SHORT TASK
Look over the entries that follow and work out how many lines contain "average". State the number only.
Begin MATERIAL PROVIDED
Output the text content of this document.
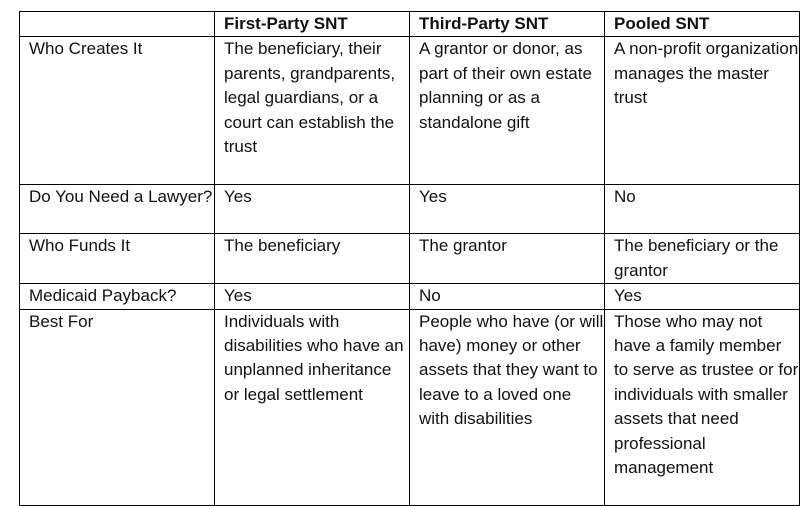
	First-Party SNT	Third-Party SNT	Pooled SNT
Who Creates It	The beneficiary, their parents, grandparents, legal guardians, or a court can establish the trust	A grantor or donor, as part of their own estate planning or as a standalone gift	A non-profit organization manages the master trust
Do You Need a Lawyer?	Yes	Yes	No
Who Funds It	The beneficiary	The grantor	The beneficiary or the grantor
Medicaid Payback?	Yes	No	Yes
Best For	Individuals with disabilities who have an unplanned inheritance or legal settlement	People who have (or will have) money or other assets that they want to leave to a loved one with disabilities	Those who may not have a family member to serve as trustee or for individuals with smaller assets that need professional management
End MATERIAL PROVIDED
Begin MATERIAL PROVIDED
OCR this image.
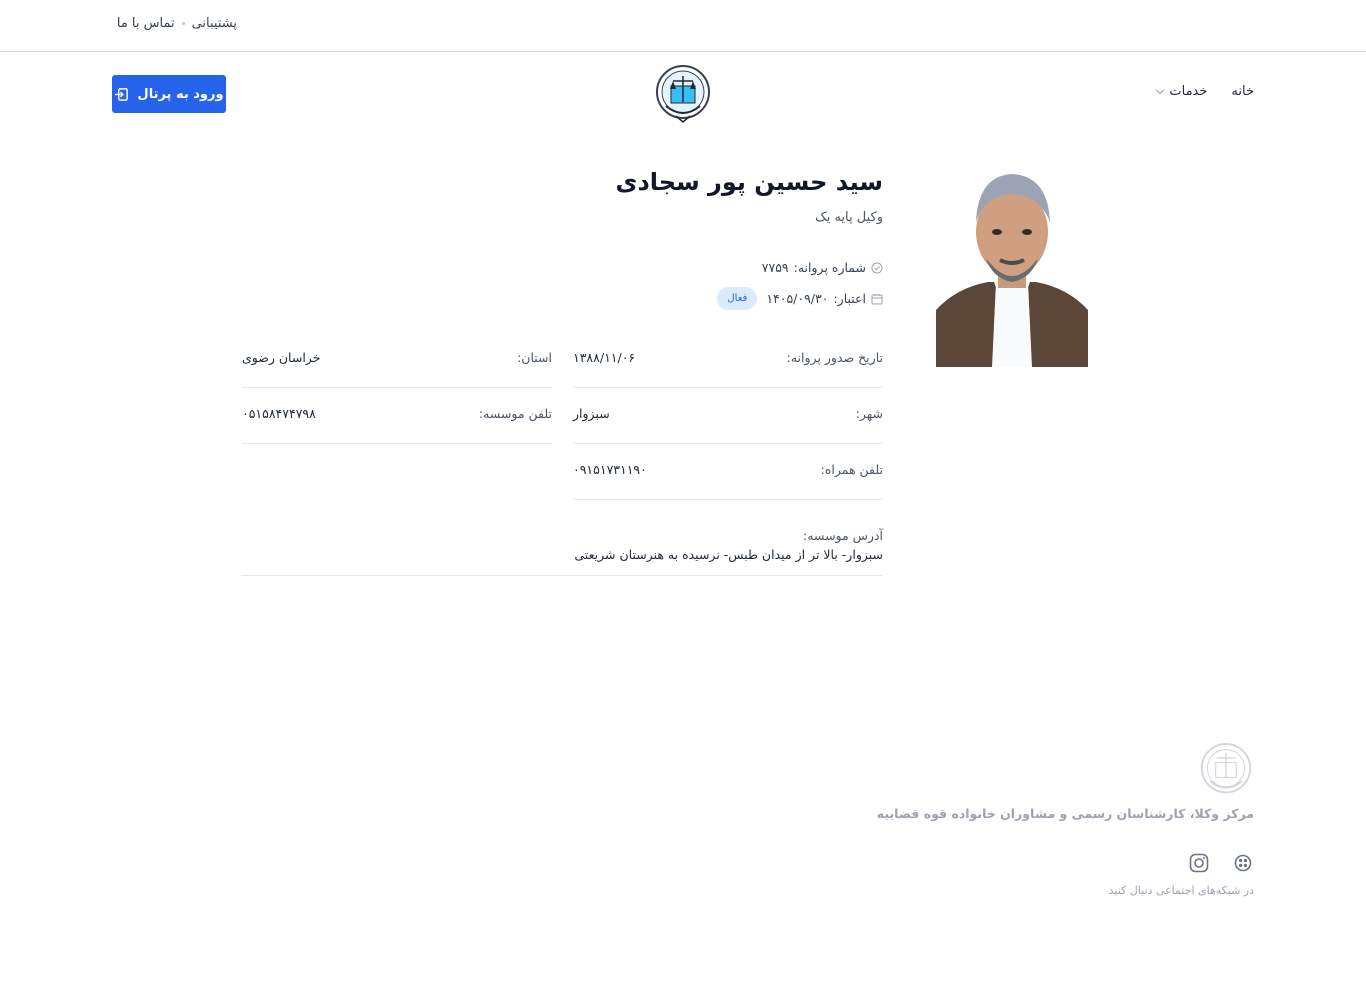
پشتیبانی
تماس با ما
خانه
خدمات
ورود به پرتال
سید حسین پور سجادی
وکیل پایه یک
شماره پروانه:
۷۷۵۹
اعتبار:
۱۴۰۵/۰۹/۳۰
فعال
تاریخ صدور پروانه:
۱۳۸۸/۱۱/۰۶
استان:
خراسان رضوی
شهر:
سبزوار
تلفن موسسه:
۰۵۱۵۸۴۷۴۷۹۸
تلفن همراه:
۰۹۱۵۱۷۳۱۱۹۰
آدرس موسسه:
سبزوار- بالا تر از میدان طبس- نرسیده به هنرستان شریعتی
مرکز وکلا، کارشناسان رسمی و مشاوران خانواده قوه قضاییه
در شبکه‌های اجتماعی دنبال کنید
End MATERIAL PROVIDED
Begin MATERIAL PROVIDED
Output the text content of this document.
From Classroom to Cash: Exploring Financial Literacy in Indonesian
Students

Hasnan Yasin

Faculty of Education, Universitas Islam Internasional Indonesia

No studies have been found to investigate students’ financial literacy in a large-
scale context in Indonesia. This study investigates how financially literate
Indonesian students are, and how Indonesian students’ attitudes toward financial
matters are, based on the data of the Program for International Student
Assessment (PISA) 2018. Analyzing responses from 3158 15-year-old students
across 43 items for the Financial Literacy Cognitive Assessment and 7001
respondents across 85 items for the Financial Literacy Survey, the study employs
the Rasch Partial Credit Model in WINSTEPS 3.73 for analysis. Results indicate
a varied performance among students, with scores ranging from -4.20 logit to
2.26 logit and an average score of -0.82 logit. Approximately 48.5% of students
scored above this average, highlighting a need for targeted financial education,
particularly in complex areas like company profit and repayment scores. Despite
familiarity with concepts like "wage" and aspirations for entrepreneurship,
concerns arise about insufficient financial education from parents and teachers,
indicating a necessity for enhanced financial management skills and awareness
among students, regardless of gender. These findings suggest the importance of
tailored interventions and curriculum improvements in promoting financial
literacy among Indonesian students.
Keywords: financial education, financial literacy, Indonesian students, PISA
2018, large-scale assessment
End MATERIAL PROVIDED
RESULT
2